** Begin Input data **

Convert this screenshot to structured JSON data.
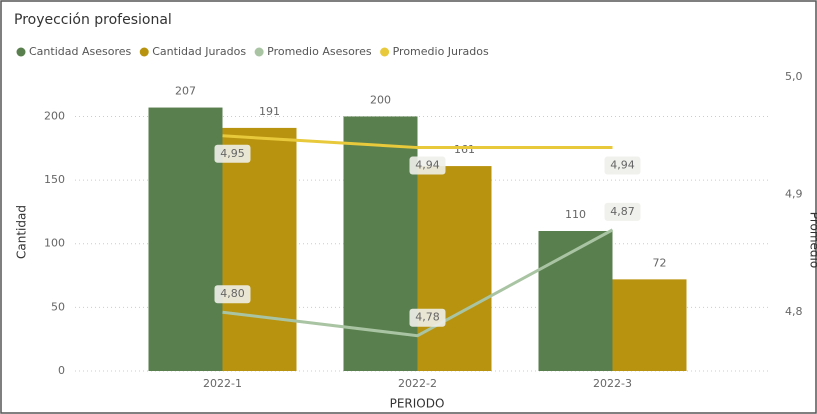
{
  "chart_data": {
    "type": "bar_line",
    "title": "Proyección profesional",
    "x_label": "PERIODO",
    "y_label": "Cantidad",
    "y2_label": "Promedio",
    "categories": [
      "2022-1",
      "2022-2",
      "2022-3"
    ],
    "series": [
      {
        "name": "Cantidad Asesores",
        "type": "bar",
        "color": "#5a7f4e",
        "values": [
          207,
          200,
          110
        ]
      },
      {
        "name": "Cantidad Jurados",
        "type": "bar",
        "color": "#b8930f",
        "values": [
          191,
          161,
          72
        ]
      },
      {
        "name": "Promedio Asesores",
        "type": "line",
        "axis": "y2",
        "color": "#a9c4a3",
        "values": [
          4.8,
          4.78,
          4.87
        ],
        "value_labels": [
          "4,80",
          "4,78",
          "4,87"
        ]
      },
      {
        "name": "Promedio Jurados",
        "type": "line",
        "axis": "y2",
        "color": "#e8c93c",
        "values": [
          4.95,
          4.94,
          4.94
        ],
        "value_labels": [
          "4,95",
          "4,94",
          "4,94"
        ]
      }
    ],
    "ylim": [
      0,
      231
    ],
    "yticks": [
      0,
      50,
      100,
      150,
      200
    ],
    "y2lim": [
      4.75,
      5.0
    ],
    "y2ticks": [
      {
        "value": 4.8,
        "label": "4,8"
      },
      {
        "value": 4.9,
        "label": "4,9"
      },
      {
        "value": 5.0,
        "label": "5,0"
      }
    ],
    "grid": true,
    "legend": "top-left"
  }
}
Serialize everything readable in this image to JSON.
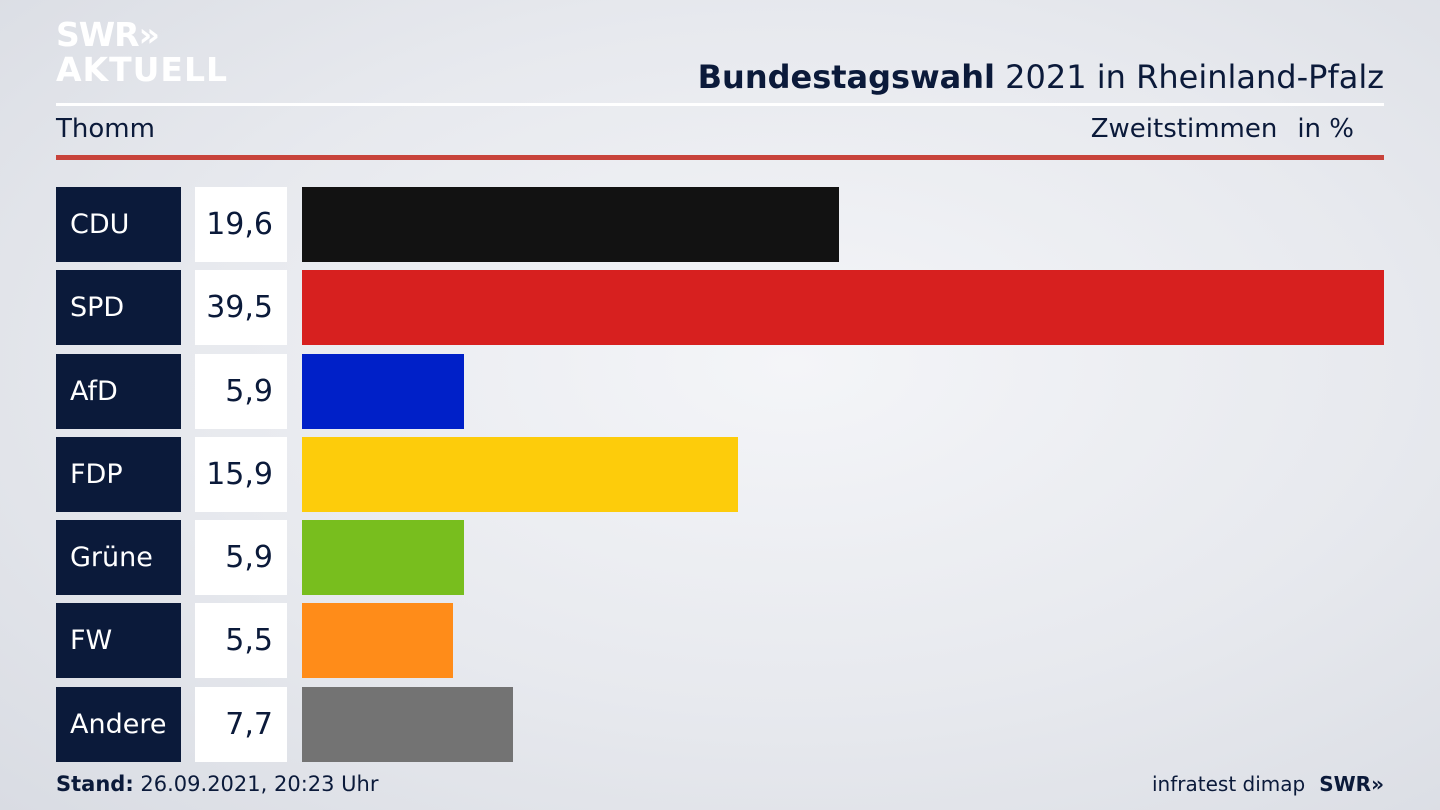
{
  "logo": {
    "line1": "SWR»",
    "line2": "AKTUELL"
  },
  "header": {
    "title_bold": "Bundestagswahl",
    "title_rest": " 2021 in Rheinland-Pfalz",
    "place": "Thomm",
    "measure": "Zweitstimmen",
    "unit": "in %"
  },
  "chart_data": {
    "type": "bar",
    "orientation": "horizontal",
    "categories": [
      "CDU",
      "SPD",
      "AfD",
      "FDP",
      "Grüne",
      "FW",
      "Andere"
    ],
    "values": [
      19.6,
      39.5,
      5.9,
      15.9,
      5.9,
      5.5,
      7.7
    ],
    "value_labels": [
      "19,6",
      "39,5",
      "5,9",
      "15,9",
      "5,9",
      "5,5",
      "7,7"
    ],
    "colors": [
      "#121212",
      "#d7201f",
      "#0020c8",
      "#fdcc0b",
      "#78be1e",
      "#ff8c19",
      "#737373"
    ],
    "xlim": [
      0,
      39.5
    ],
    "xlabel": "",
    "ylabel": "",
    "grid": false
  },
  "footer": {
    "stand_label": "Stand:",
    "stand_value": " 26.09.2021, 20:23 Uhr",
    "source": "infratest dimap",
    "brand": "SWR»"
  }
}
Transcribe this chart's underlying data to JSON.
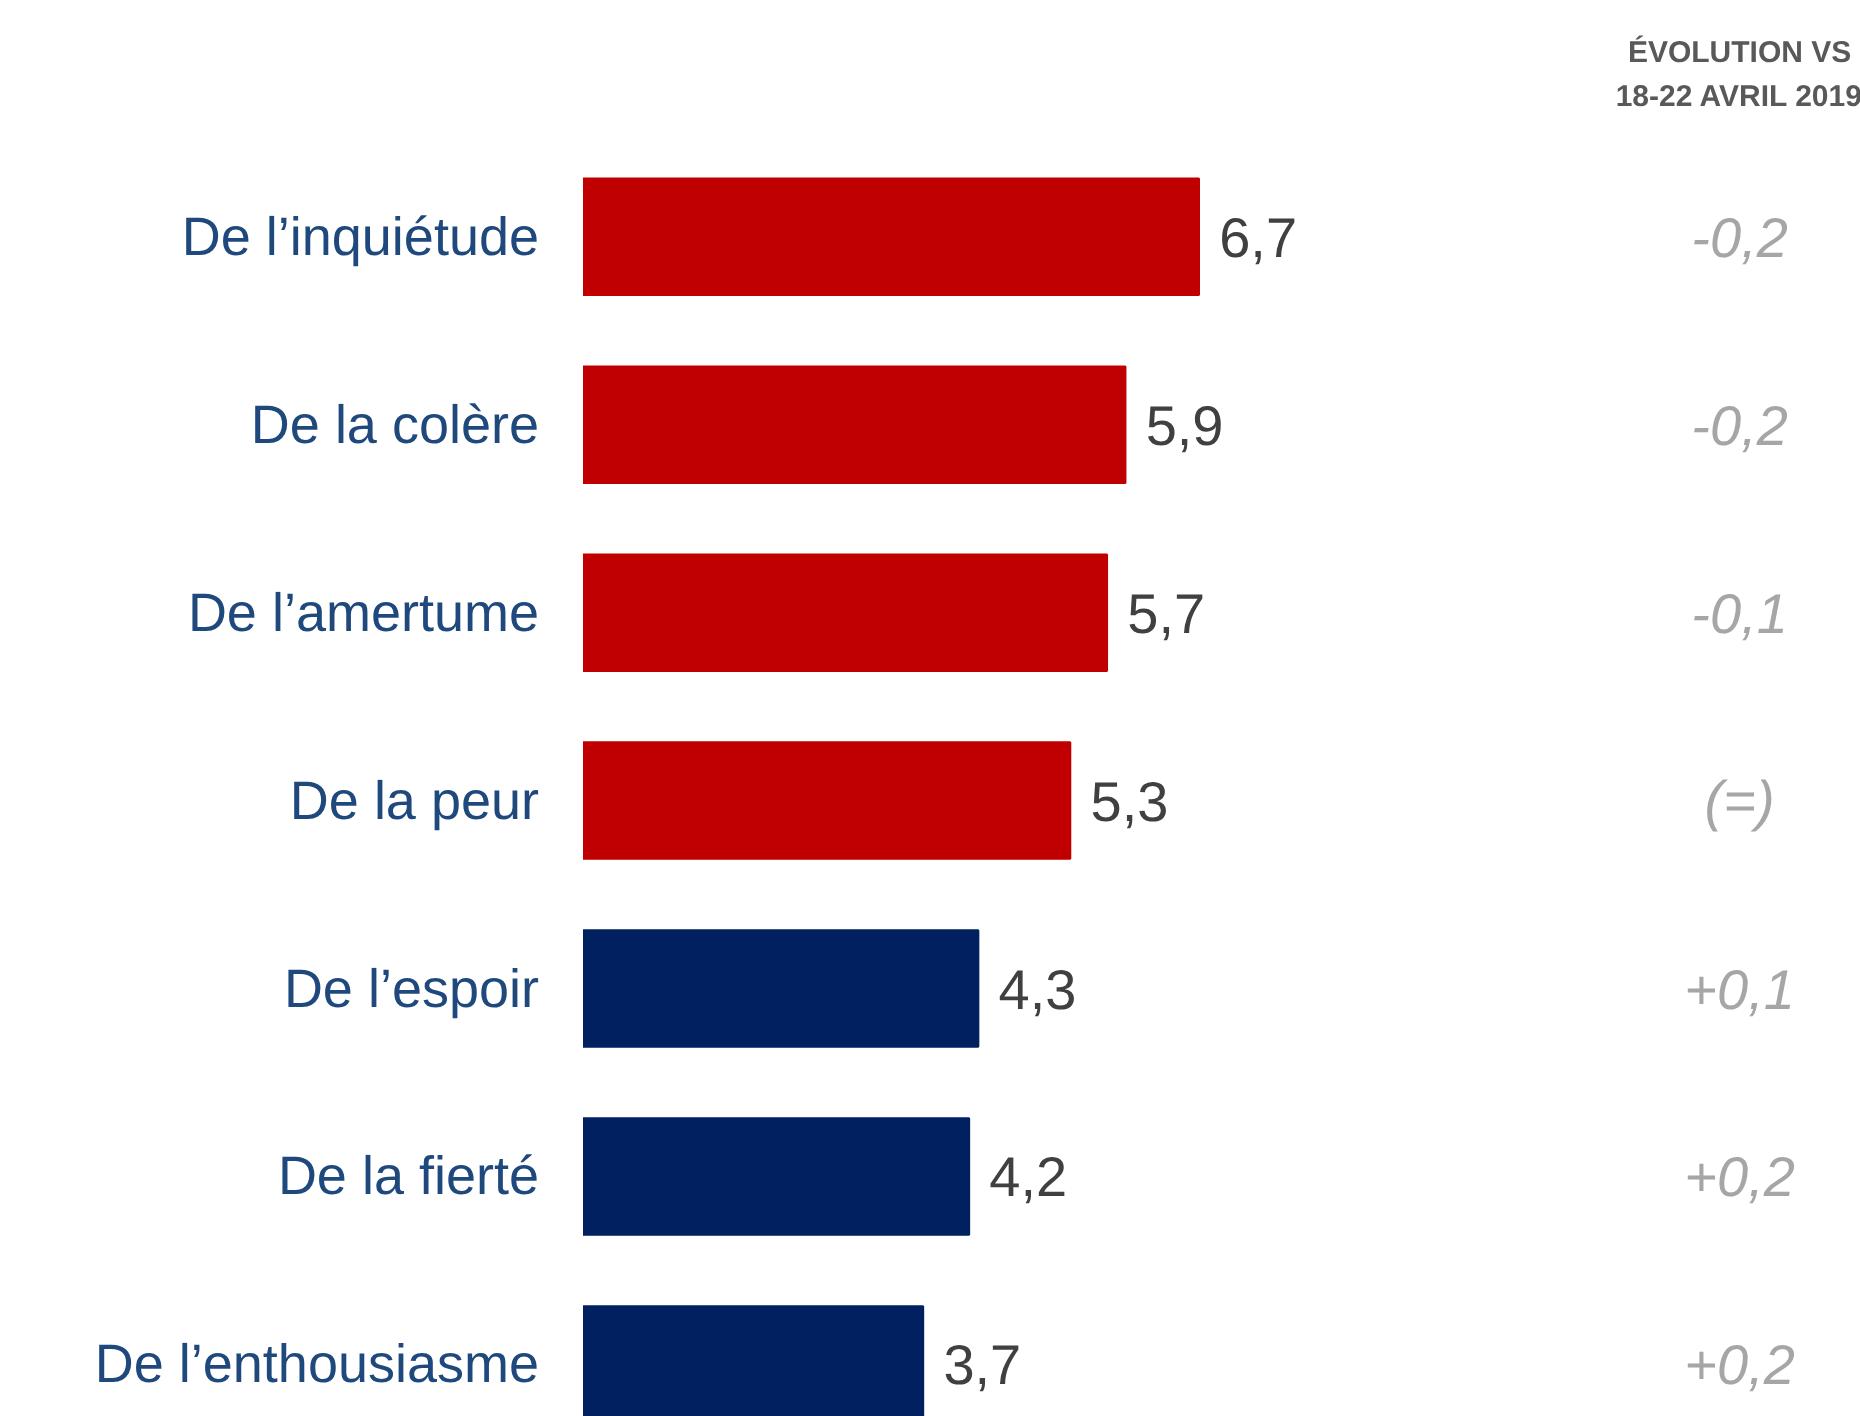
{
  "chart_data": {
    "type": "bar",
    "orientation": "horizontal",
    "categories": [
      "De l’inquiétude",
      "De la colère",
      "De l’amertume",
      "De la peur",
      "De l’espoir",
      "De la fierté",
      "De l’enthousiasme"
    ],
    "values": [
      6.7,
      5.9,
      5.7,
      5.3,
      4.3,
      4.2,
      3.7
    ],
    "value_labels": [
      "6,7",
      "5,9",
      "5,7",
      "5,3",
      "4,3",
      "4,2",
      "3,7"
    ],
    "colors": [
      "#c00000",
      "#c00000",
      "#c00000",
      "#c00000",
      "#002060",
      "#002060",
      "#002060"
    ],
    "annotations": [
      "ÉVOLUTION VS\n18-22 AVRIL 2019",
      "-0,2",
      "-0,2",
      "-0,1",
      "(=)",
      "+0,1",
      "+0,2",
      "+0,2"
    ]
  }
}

** End Input data **

| What to work on |
Count how many lines in the data above hold the string "Promedio", and give the number with no other words.

| The response |
3